Recorded data
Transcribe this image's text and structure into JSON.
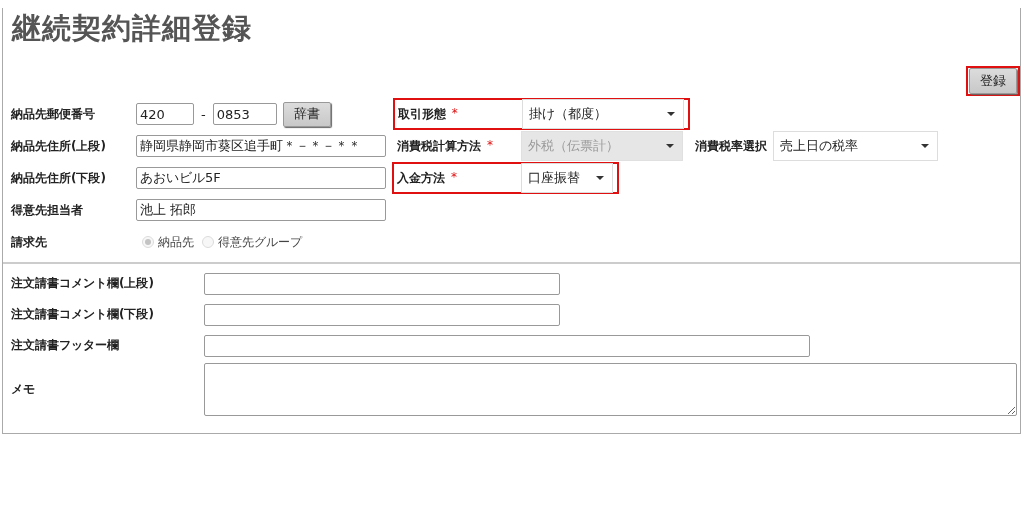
{
  "title": "継続契約詳細登録",
  "required_mark": "*",
  "register_button": {
    "label": "登録",
    "highlighted": true
  },
  "postal_code": {
    "label": "納品先郵便番号",
    "part_1": "420",
    "separator": "-",
    "part_2": "0853",
    "lookup_button": "辞書"
  },
  "address_upper": {
    "label": "納品先住所(上段)",
    "value": "静岡県静岡市葵区追手町＊－＊－＊＊"
  },
  "address_lower": {
    "label": "納品先住所(下段)",
    "value": "あおいビル5F"
  },
  "contact_person": {
    "label": "得意先担当者",
    "value": "池上 拓郎"
  },
  "billing_to": {
    "label": "請求先",
    "options": [
      {
        "label": "納品先",
        "selected": true,
        "disabled": true
      },
      {
        "label": "得意先グループ",
        "selected": false,
        "disabled": true
      }
    ]
  },
  "transaction_type": {
    "label": "取引形態",
    "required": true,
    "value": "掛け（都度）",
    "disabled": false,
    "highlighted": true
  },
  "tax_calculation": {
    "label": "消費税計算方法",
    "required": true,
    "value": "外税（伝票計）",
    "disabled": true,
    "highlighted": false
  },
  "tax_rate": {
    "label": "消費税率選択",
    "value": "売上日の税率",
    "disabled": false
  },
  "payment_method": {
    "label": "入金方法",
    "required": true,
    "value": "口座振替",
    "disabled": false,
    "highlighted": true
  },
  "order_comment_upper": {
    "label": "注文請書コメント欄(上段)"
  },
  "order_comment_lower": {
    "label": "注文請書コメント欄(下段)"
  },
  "order_footer": {
    "label": "注文請書フッター欄"
  },
  "memo": {
    "label": "メモ"
  }
}
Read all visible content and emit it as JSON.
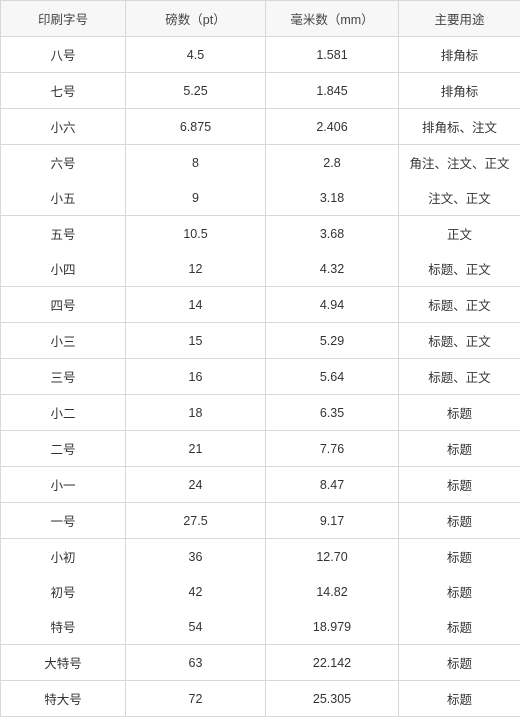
{
  "headers": {
    "col1": "印刷字号",
    "col2": "磅数（pt）",
    "col3": "毫米数（mm）",
    "col4": "主要用途"
  },
  "chart_data": {
    "type": "table",
    "columns": [
      "印刷字号",
      "磅数（pt）",
      "毫米数（mm）",
      "主要用途"
    ],
    "rows": [
      {
        "name": "八号",
        "pt": "4.5",
        "mm": "1.581",
        "use": "排角标"
      },
      {
        "name": "七号",
        "pt": "5.25",
        "mm": "1.845",
        "use": "排角标"
      },
      {
        "name": "小六",
        "pt": "6.875",
        "mm": "2.406",
        "use": "排角标、注文"
      },
      {
        "name": "六号",
        "pt": "8",
        "mm": "2.8",
        "use": "角注、注文、正文"
      },
      {
        "name": "小五",
        "pt": "9",
        "mm": "3.18",
        "use": "注文、正文"
      },
      {
        "name": "五号",
        "pt": "10.5",
        "mm": "3.68",
        "use": "正文"
      },
      {
        "name": "小四",
        "pt": "12",
        "mm": "4.32",
        "use": "标题、正文"
      },
      {
        "name": "四号",
        "pt": "14",
        "mm": "4.94",
        "use": "标题、正文"
      },
      {
        "name": "小三",
        "pt": "15",
        "mm": "5.29",
        "use": "标题、正文"
      },
      {
        "name": "三号",
        "pt": "16",
        "mm": "5.64",
        "use": "标题、正文"
      },
      {
        "name": "小二",
        "pt": "18",
        "mm": "6.35",
        "use": "标题"
      },
      {
        "name": "二号",
        "pt": "21",
        "mm": "7.76",
        "use": "标题"
      },
      {
        "name": "小一",
        "pt": "24",
        "mm": "8.47",
        "use": "标题"
      },
      {
        "name": "一号",
        "pt": "27.5",
        "mm": "9.17",
        "use": "标题"
      },
      {
        "name": "小初",
        "pt": "36",
        "mm": "12.70",
        "use": "标题"
      },
      {
        "name": "初号",
        "pt": "42",
        "mm": "14.82",
        "use": "标题"
      },
      {
        "name": "特号",
        "pt": "54",
        "mm": "18.979",
        "use": "标题"
      },
      {
        "name": "大特号",
        "pt": "63",
        "mm": "22.142",
        "use": "标题"
      },
      {
        "name": "特大号",
        "pt": "72",
        "mm": "25.305",
        "use": "标题"
      }
    ],
    "group_breaks": [
      0,
      1,
      2,
      3,
      5,
      7,
      8,
      9,
      10,
      11,
      12,
      13,
      14,
      17,
      18
    ]
  }
}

## SHORT PROBLEM
Each entry should be repeated exactly as it appears; the pictures stay out.

## REPLY TO THE EXERCISE
Transcribe this image's text and structure into JSON.
{
  "title": "継続契約詳細登録",
  "required_mark": "*",
  "register_button": {
    "label": "登録",
    "highlighted": true
  },
  "postal_code": {
    "label": "納品先郵便番号",
    "part_1": "420",
    "separator": "-",
    "part_2": "0853",
    "lookup_button": "辞書"
  },
  "address_upper": {
    "label": "納品先住所(上段)",
    "value": "静岡県静岡市葵区追手町＊－＊－＊＊"
  },
  "address_lower": {
    "label": "納品先住所(下段)",
    "value": "あおいビル5F"
  },
  "contact_person": {
    "label": "得意先担当者",
    "value": "池上 拓郎"
  },
  "billing_to": {
    "label": "請求先",
    "options": [
      {
        "label": "納品先",
        "selected": true,
        "disabled": true
      },
      {
        "label": "得意先グループ",
        "selected": false,
        "disabled": true
      }
    ]
  },
  "transaction_type": {
    "label": "取引形態",
    "required": true,
    "value": "掛け（都度）",
    "disabled": false,
    "highlighted": true
  },
  "tax_calculation": {
    "label": "消費税計算方法",
    "required": true,
    "value": "外税（伝票計）",
    "disabled": true,
    "highlighted": false
  },
  "tax_rate": {
    "label": "消費税率選択",
    "value": "売上日の税率",
    "disabled": false
  },
  "payment_method": {
    "label": "入金方法",
    "required": true,
    "value": "口座振替",
    "disabled": false,
    "highlighted": true
  },
  "order_comment_upper": {
    "label": "注文請書コメント欄(上段)"
  },
  "order_comment_lower": {
    "label": "注文請書コメント欄(下段)"
  },
  "order_footer": {
    "label": "注文請書フッター欄"
  },
  "memo": {
    "label": "メモ"
  }
}
Read all visible content and emit it as JSON.
{
  "headers": {
    "col1": "印刷字号",
    "col2": "磅数（pt）",
    "col3": "毫米数（mm）",
    "col4": "主要用途"
  },
  "chart_data": {
    "type": "table",
    "columns": [
      "印刷字号",
      "磅数（pt）",
      "毫米数（mm）",
      "主要用途"
    ],
    "rows": [
      {
        "name": "八号",
        "pt": "4.5",
        "mm": "1.581",
        "use": "排角标"
      },
      {
        "name": "七号",
        "pt": "5.25",
        "mm": "1.845",
        "use": "排角标"
      },
      {
        "name": "小六",
        "pt": "6.875",
        "mm": "2.406",
        "use": "排角标、注文"
      },
      {
        "name": "六号",
        "pt": "8",
        "mm": "2.8",
        "use": "角注、注文、正文"
      },
      {
        "name": "小五",
        "pt": "9",
        "mm": "3.18",
        "use": "注文、正文"
      },
      {
        "name": "五号",
        "pt": "10.5",
        "mm": "3.68",
        "use": "正文"
      },
      {
        "name": "小四",
        "pt": "12",
        "mm": "4.32",
        "use": "标题、正文"
      },
      {
        "name": "四号",
        "pt": "14",
        "mm": "4.94",
        "use": "标题、正文"
      },
      {
        "name": "小三",
        "pt": "15",
        "mm": "5.29",
        "use": "标题、正文"
      },
      {
        "name": "三号",
        "pt": "16",
        "mm": "5.64",
        "use": "标题、正文"
      },
      {
        "name": "小二",
        "pt": "18",
        "mm": "6.35",
        "use": "标题"
      },
      {
        "name": "二号",
        "pt": "21",
        "mm": "7.76",
        "use": "标题"
      },
      {
        "name": "小一",
        "pt": "24",
        "mm": "8.47",
        "use": "标题"
      },
      {
        "name": "一号",
        "pt": "27.5",
        "mm": "9.17",
        "use": "标题"
      },
      {
        "name": "小初",
        "pt": "36",
        "mm": "12.70",
        "use": "标题"
      },
      {
        "name": "初号",
        "pt": "42",
        "mm": "14.82",
        "use": "标题"
      },
      {
        "name": "特号",
        "pt": "54",
        "mm": "18.979",
        "use": "标题"
      },
      {
        "name": "大特号",
        "pt": "63",
        "mm": "22.142",
        "use": "标题"
      },
      {
        "name": "特大号",
        "pt": "72",
        "mm": "25.305",
        "use": "标题"
      }
    ],
    "group_breaks": [
      0,
      1,
      2,
      3,
      5,
      7,
      8,
      9,
      10,
      11,
      12,
      13,
      14,
      17,
      18
    ]
  }
}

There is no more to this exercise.